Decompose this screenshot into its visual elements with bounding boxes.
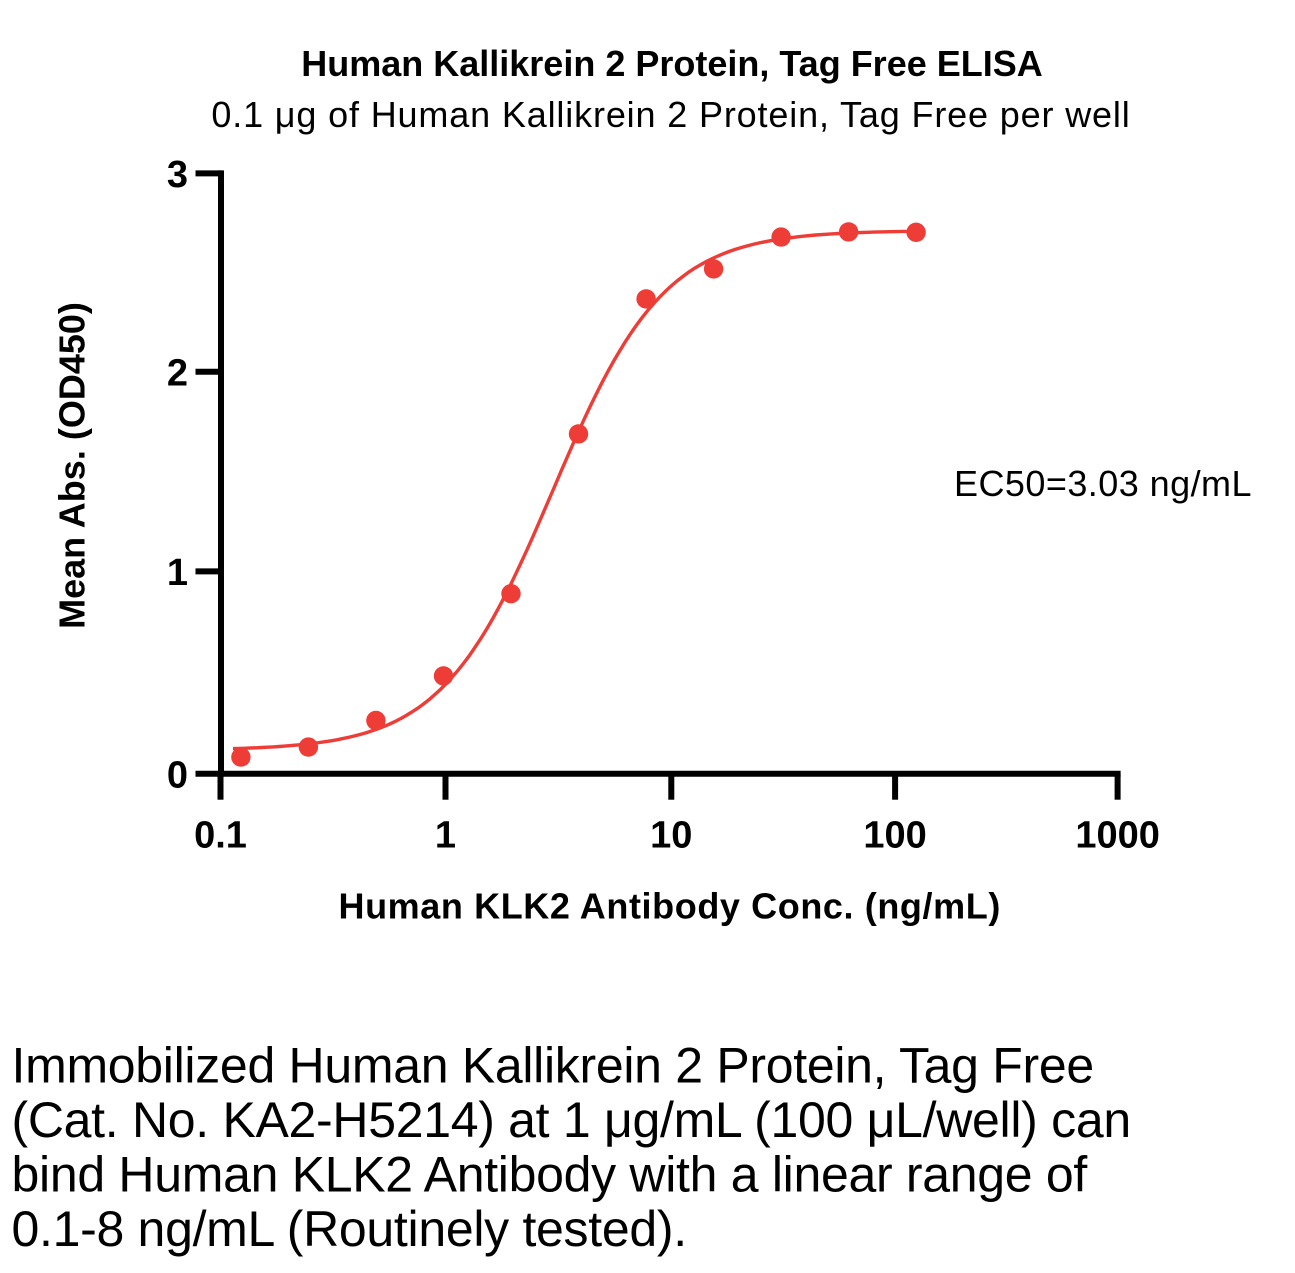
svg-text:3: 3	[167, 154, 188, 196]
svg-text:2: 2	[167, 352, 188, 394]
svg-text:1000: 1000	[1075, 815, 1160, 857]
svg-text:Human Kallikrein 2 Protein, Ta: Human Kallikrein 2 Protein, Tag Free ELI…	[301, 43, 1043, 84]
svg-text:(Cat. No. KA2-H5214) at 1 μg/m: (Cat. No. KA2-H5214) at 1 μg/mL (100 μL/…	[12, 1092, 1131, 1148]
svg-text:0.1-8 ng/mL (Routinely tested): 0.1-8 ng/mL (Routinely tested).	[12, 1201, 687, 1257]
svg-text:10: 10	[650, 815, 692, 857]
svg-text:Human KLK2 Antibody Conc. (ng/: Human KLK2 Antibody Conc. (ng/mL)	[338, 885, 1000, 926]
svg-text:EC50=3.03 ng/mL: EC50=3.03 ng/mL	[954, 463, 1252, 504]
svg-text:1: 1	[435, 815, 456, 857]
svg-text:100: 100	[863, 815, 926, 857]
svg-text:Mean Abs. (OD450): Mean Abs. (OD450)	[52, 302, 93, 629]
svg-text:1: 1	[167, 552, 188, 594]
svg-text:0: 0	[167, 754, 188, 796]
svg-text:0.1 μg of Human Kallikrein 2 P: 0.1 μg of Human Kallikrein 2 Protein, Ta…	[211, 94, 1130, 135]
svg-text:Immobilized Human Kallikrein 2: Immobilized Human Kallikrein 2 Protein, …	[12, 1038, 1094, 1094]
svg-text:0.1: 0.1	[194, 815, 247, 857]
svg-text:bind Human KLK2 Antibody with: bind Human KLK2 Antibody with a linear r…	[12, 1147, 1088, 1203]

--

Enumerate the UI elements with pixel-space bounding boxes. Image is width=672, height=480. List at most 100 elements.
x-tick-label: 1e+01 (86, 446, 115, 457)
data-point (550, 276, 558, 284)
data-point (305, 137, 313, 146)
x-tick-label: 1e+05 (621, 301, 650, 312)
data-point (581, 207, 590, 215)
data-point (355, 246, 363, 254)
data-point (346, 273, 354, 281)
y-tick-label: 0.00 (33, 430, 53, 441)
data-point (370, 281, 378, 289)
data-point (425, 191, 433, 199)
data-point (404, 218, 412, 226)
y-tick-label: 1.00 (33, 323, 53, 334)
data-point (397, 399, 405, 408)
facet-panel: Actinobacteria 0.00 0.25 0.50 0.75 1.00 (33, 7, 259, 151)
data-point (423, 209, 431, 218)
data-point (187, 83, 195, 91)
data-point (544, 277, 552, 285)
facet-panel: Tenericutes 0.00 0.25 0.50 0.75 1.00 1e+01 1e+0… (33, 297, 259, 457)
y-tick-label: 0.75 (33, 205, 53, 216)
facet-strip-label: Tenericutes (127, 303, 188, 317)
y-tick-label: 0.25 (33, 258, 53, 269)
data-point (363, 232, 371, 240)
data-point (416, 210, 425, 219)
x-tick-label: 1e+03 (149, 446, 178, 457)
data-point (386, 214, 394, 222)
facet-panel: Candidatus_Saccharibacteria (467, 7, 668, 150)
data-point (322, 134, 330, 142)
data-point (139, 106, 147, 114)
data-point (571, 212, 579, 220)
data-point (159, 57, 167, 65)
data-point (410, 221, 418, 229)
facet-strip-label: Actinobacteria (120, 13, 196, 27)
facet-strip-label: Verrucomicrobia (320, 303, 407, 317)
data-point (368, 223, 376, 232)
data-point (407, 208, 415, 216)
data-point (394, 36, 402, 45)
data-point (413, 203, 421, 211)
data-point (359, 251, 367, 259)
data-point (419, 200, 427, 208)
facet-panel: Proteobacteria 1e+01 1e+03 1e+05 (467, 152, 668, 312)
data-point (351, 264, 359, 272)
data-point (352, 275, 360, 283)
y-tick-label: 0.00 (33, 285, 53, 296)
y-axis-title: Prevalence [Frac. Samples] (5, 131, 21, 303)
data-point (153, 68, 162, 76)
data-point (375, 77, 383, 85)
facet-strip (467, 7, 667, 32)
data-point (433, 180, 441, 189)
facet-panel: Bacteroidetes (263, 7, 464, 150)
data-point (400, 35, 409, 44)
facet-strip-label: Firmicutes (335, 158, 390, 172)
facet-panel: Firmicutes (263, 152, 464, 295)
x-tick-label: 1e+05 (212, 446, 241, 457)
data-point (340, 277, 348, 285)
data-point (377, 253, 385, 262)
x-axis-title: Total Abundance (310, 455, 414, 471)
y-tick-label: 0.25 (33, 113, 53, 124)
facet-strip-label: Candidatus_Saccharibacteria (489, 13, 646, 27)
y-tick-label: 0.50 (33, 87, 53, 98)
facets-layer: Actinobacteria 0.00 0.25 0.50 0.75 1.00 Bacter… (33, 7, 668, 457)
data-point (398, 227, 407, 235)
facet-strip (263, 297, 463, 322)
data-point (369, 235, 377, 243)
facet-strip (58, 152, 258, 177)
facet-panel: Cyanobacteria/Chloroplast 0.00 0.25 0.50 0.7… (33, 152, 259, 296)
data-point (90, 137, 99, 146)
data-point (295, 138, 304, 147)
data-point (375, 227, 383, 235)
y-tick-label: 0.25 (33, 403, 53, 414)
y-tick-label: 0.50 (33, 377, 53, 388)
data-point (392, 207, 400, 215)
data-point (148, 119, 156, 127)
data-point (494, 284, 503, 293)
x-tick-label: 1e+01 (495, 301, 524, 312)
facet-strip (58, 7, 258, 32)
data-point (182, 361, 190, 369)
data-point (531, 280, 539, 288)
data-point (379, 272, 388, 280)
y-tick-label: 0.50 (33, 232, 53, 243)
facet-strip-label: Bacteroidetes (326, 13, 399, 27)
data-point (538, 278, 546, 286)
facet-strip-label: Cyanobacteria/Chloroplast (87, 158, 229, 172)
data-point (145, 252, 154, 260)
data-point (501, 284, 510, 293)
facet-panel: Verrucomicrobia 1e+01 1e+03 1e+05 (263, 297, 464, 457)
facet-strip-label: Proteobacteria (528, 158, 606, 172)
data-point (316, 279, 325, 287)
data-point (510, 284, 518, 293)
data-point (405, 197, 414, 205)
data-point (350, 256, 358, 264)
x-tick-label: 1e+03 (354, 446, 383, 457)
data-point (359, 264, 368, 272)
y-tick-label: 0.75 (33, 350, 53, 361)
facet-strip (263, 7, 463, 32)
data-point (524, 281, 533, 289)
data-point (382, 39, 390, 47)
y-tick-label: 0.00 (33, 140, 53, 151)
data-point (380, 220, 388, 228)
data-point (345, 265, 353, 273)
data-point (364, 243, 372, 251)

--

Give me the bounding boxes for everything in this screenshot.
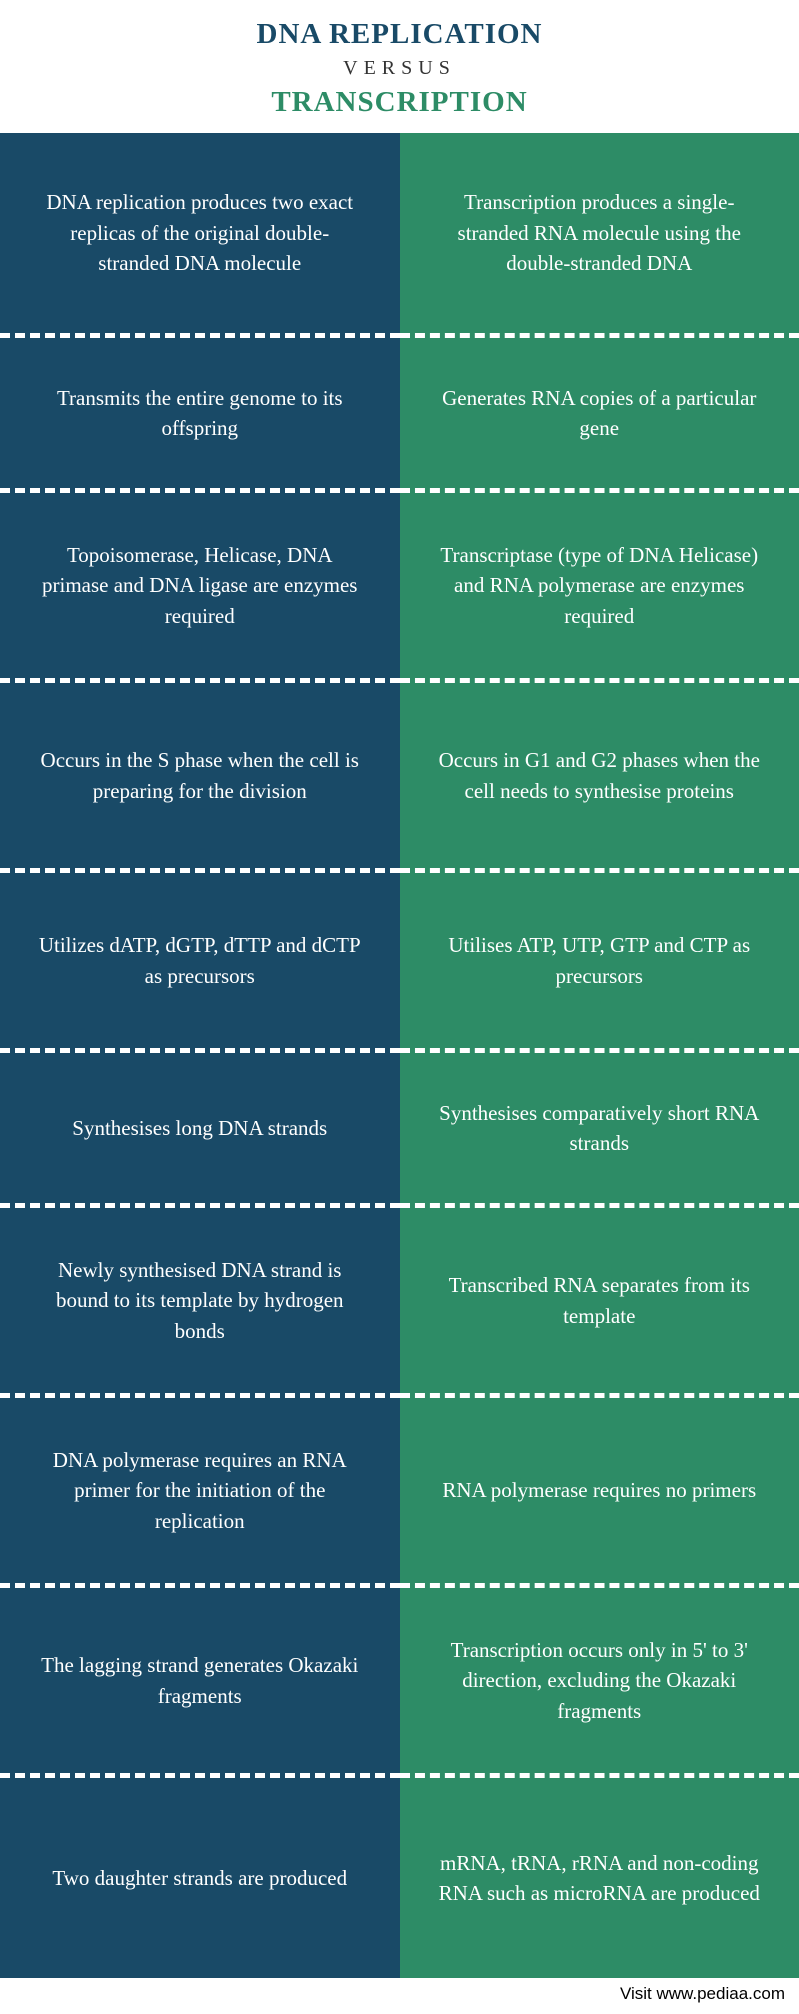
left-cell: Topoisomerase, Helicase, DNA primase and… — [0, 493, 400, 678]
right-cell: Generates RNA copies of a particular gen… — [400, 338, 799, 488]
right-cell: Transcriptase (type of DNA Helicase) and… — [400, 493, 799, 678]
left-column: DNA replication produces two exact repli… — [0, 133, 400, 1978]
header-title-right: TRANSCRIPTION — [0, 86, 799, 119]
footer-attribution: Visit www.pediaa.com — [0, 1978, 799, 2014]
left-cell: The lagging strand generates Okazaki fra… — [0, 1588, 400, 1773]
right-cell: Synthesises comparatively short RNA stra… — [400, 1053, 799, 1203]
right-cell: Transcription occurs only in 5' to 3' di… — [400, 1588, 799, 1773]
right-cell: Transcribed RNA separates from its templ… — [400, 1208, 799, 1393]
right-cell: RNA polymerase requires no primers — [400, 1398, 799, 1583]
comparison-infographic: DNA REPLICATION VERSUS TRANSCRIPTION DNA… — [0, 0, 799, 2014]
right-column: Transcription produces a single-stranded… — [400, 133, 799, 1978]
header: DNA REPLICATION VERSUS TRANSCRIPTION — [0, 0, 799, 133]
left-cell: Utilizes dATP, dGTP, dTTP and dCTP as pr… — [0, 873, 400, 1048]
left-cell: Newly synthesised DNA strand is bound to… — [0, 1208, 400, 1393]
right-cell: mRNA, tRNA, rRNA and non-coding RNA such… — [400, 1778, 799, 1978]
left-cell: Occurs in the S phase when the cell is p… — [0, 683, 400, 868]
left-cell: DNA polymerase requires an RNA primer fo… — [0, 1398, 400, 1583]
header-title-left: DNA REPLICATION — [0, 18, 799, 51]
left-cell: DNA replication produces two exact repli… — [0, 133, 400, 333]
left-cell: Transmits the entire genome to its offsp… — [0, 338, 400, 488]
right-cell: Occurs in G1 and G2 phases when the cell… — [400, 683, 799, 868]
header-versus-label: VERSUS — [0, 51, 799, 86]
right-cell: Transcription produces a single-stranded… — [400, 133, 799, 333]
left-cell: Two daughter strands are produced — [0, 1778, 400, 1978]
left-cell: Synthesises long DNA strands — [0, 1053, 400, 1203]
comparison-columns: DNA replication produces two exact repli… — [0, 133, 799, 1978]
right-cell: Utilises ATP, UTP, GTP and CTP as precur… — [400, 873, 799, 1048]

▶ [EXERCISE REQUIREMENTS]
For this listing, copy out every line that includes the word "stranded".

▶ [REPLY TO THE EXERCISE]
right-column: Transcription produces a single-stranded… — [400, 133, 799, 1978]
right-cell: Transcription produces a single-stranded… — [400, 133, 799, 333]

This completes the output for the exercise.